:: SUPPLIED MATERIAL ::
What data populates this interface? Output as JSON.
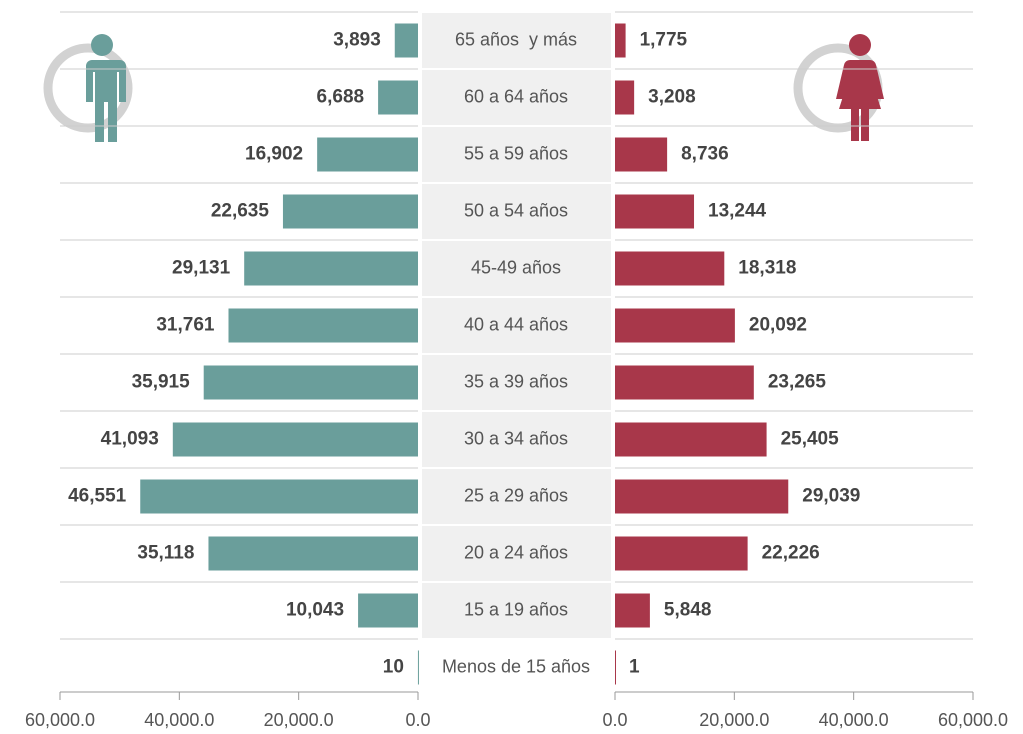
{
  "chart_data": {
    "type": "pyramid",
    "categories": [
      "65 años  y más",
      "60 a 64 años",
      "55 a 59 años",
      "50 a 54 años",
      "45-49 años",
      "40 a 44 años",
      "35 a 39 años",
      "30 a 34 años",
      "25 a 29 años",
      "20 a 24 años",
      "15 a 19 años",
      "Menos de 15 años"
    ],
    "series": [
      {
        "color": "#6a9e9b",
        "side": "left",
        "values": [
          3893,
          6688,
          16902,
          22635,
          29131,
          31761,
          35915,
          41093,
          46551,
          35118,
          10043,
          10
        ],
        "value_labels": [
          "3,893",
          "6,688",
          "16,902",
          "22,635",
          "29,131",
          "31,761",
          "35,915",
          "41,093",
          "46,551",
          "35,118",
          "10,043",
          "10"
        ],
        "xlim": [
          0,
          60000
        ],
        "xticks": [
          {
            "value": 60000,
            "label": "60,000.0"
          },
          {
            "value": 40000,
            "label": "40,000.0"
          },
          {
            "value": 20000,
            "label": "20,000.0"
          },
          {
            "value": 0,
            "label": "0.0"
          }
        ]
      },
      {
        "color": "#a8374a",
        "side": "right",
        "values": [
          1775,
          3208,
          8736,
          13244,
          18318,
          20092,
          23265,
          25405,
          29039,
          22226,
          5848,
          1
        ],
        "value_labels": [
          "1,775",
          "3,208",
          "8,736",
          "13,244",
          "18,318",
          "20,092",
          "23,265",
          "25,405",
          "29,039",
          "22,226",
          "5,848",
          "1"
        ],
        "xlim": [
          0,
          60000
        ],
        "xticks": [
          {
            "value": 0,
            "label": "0.0"
          },
          {
            "value": 20000,
            "label": "20,000.0"
          },
          {
            "value": 40000,
            "label": "40,000.0"
          },
          {
            "value": 60000,
            "label": "60,000.0"
          }
        ]
      }
    ],
    "grid": true
  }
}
:::
**GIVEN TASK**. Gather and copy every line of the data in which the string "años" is found.

**SOLUTION TO THIS EXERCISE**.
      "65 años  y más",
      "60 a 64 años",
      "55 a 59 años",
      "50 a 54 años",
      "45-49 años",
      "40 a 44 años",
      "35 a 39 años",
      "30 a 34 años",
      "25 a 29 años",
      "20 a 24 años",
      "15 a 19 años",
      "Menos de 15 años"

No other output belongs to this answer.